- AIM OF THE TASK: Could you print all the entries exactly?

- RAW RECORDS:
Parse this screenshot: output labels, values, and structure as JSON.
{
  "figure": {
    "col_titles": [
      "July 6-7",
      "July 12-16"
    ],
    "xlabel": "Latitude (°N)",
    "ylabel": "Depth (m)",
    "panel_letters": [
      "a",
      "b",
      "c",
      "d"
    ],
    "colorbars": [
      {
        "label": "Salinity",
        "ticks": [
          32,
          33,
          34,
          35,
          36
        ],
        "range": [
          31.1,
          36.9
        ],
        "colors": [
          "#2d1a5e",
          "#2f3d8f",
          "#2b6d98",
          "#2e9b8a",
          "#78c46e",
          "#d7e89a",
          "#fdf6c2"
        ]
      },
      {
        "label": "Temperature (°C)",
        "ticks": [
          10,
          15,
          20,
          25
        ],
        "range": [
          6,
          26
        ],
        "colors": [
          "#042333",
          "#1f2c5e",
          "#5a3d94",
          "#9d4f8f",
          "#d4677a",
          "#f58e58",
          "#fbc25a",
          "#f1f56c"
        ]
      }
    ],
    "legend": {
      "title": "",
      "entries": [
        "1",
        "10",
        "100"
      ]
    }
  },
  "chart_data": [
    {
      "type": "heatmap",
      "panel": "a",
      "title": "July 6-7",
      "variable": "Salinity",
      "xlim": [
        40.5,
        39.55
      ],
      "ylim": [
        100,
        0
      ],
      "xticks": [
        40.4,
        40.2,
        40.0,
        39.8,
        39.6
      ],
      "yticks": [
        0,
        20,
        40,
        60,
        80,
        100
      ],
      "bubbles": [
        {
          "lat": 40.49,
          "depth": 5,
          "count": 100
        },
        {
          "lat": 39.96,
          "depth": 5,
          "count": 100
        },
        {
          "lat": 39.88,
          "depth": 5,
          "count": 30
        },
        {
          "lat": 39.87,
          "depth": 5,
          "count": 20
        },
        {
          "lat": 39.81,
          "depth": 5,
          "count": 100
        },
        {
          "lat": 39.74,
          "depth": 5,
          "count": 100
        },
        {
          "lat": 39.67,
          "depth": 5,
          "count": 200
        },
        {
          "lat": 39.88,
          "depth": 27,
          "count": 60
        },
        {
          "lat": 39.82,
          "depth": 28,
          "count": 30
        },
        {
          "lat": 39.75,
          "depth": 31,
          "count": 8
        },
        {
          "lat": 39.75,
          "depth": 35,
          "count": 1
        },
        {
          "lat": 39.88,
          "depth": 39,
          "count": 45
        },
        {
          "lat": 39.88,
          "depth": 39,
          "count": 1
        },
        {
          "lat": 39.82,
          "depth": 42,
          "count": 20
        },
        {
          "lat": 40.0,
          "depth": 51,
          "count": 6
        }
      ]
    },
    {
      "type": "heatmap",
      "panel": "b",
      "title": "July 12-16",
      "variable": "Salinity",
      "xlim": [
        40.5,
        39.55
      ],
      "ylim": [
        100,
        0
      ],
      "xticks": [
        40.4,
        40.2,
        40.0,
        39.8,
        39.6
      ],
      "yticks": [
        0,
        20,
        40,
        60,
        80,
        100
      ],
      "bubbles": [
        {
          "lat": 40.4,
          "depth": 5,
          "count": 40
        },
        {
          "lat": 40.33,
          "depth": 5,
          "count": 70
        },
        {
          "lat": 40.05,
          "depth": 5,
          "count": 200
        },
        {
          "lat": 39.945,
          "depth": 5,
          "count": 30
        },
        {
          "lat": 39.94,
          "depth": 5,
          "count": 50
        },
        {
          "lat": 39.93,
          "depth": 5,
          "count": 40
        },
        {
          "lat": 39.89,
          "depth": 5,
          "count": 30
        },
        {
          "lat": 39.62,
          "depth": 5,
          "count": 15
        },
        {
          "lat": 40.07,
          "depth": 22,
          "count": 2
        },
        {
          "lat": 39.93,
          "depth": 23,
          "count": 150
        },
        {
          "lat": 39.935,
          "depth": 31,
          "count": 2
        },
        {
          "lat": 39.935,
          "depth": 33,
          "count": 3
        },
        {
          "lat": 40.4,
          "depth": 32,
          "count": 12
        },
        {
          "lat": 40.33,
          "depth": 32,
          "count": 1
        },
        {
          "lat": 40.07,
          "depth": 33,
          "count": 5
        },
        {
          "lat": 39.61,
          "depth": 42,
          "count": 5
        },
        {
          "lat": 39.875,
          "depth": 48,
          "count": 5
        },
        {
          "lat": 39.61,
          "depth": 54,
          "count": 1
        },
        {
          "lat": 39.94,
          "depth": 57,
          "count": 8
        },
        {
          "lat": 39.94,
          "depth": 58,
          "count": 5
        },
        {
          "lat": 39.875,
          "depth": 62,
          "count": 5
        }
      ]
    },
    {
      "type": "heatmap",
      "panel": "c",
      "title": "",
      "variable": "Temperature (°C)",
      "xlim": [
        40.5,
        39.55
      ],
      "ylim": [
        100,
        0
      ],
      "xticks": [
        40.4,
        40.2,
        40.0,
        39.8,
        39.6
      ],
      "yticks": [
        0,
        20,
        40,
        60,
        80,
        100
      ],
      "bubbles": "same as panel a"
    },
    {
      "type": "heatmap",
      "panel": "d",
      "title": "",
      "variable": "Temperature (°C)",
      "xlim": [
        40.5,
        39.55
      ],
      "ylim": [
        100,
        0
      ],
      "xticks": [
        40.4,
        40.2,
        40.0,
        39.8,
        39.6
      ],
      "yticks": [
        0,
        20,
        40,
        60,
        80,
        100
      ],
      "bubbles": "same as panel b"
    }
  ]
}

- CORRECT RESPONSE:
Parse this screenshot: output labels, values, and structure as JSON.
{
  "figure": {
    "col_titles": [
      "July 6-7",
      "July 12-16"
    ],
    "xlabel": "Latitude (°N)",
    "ylabel": "Depth (m)",
    "panel_letters": [
      "a",
      "b",
      "c",
      "d"
    ],
    "colorbars": [
      {
        "label": "Salinity",
        "ticks": [
          32,
          33,
          34,
          35,
          36
        ],
        "range": [
          31.1,
          36.9
        ],
        "colors": [
          "#2d1a5e",
          "#2f3d8f",
          "#2b6d98",
          "#2e9b8a",
          "#78c46e",
          "#d7e89a",
          "#fdf6c2"
        ]
      },
      {
        "label": "Temperature (°C)",
        "ticks": [
          10,
          15,
          20,
          25
        ],
        "range": [
          6,
          26
        ],
        "colors": [
          "#042333",
          "#1f2c5e",
          "#5a3d94",
          "#9d4f8f",
          "#d4677a",
          "#f58e58",
          "#fbc25a",
          "#f1f56c"
        ]
      }
    ],
    "legend": {
      "title": "",
      "entries": [
        "1",
        "10",
        "100"
      ]
    }
  },
  "chart_data": [
    {
      "type": "heatmap",
      "panel": "a",
      "title": "July 6-7",
      "variable": "Salinity",
      "xlim": [
        40.5,
        39.55
      ],
      "ylim": [
        100,
        0
      ],
      "xticks": [
        40.4,
        40.2,
        40.0,
        39.8,
        39.6
      ],
      "yticks": [
        0,
        20,
        40,
        60,
        80,
        100
      ],
      "bubbles": [
        {
          "lat": 40.49,
          "depth": 5,
          "count": 100
        },
        {
          "lat": 39.96,
          "depth": 5,
          "count": 100
        },
        {
          "lat": 39.88,
          "depth": 5,
          "count": 30
        },
        {
          "lat": 39.87,
          "depth": 5,
          "count": 20
        },
        {
          "lat": 39.81,
          "depth": 5,
          "count": 100
        },
        {
          "lat": 39.74,
          "depth": 5,
          "count": 100
        },
        {
          "lat": 39.67,
          "depth": 5,
          "count": 200
        },
        {
          "lat": 39.88,
          "depth": 27,
          "count": 60
        },
        {
          "lat": 39.82,
          "depth": 28,
          "count": 30
        },
        {
          "lat": 39.75,
          "depth": 31,
          "count": 8
        },
        {
          "lat": 39.75,
          "depth": 35,
          "count": 1
        },
        {
          "lat": 39.88,
          "depth": 39,
          "count": 45
        },
        {
          "lat": 39.88,
          "depth": 39,
          "count": 1
        },
        {
          "lat": 39.82,
          "depth": 42,
          "count": 20
        },
        {
          "lat": 40.0,
          "depth": 51,
          "count": 6
        }
      ]
    },
    {
      "type": "heatmap",
      "panel": "b",
      "title": "July 12-16",
      "variable": "Salinity",
      "xlim": [
        40.5,
        39.55
      ],
      "ylim": [
        100,
        0
      ],
      "xticks": [
        40.4,
        40.2,
        40.0,
        39.8,
        39.6
      ],
      "yticks": [
        0,
        20,
        40,
        60,
        80,
        100
      ],
      "bubbles": [
        {
          "lat": 40.4,
          "depth": 5,
          "count": 40
        },
        {
          "lat": 40.33,
          "depth": 5,
          "count": 70
        },
        {
          "lat": 40.05,
          "depth": 5,
          "count": 200
        },
        {
          "lat": 39.945,
          "depth": 5,
          "count": 30
        },
        {
          "lat": 39.94,
          "depth": 5,
          "count": 50
        },
        {
          "lat": 39.93,
          "depth": 5,
          "count": 40
        },
        {
          "lat": 39.89,
          "depth": 5,
          "count": 30
        },
        {
          "lat": 39.62,
          "depth": 5,
          "count": 15
        },
        {
          "lat": 40.07,
          "depth": 22,
          "count": 2
        },
        {
          "lat": 39.93,
          "depth": 23,
          "count": 150
        },
        {
          "lat": 39.935,
          "depth": 31,
          "count": 2
        },
        {
          "lat": 39.935,
          "depth": 33,
          "count": 3
        },
        {
          "lat": 40.4,
          "depth": 32,
          "count": 12
        },
        {
          "lat": 40.33,
          "depth": 32,
          "count": 1
        },
        {
          "lat": 40.07,
          "depth": 33,
          "count": 5
        },
        {
          "lat": 39.61,
          "depth": 42,
          "count": 5
        },
        {
          "lat": 39.875,
          "depth": 48,
          "count": 5
        },
        {
          "lat": 39.61,
          "depth": 54,
          "count": 1
        },
        {
          "lat": 39.94,
          "depth": 57,
          "count": 8
        },
        {
          "lat": 39.94,
          "depth": 58,
          "count": 5
        },
        {
          "lat": 39.875,
          "depth": 62,
          "count": 5
        }
      ]
    },
    {
      "type": "heatmap",
      "panel": "c",
      "title": "",
      "variable": "Temperature (°C)",
      "xlim": [
        40.5,
        39.55
      ],
      "ylim": [
        100,
        0
      ],
      "xticks": [
        40.4,
        40.2,
        40.0,
        39.8,
        39.6
      ],
      "yticks": [
        0,
        20,
        40,
        60,
        80,
        100
      ],
      "bubbles": "same as panel a"
    },
    {
      "type": "heatmap",
      "panel": "d",
      "title": "",
      "variable": "Temperature (°C)",
      "xlim": [
        40.5,
        39.55
      ],
      "ylim": [
        100,
        0
      ],
      "xticks": [
        40.4,
        40.2,
        40.0,
        39.8,
        39.6
      ],
      "yticks": [
        0,
        20,
        40,
        60,
        80,
        100
      ],
      "bubbles": "same as panel b"
    }
  ]
}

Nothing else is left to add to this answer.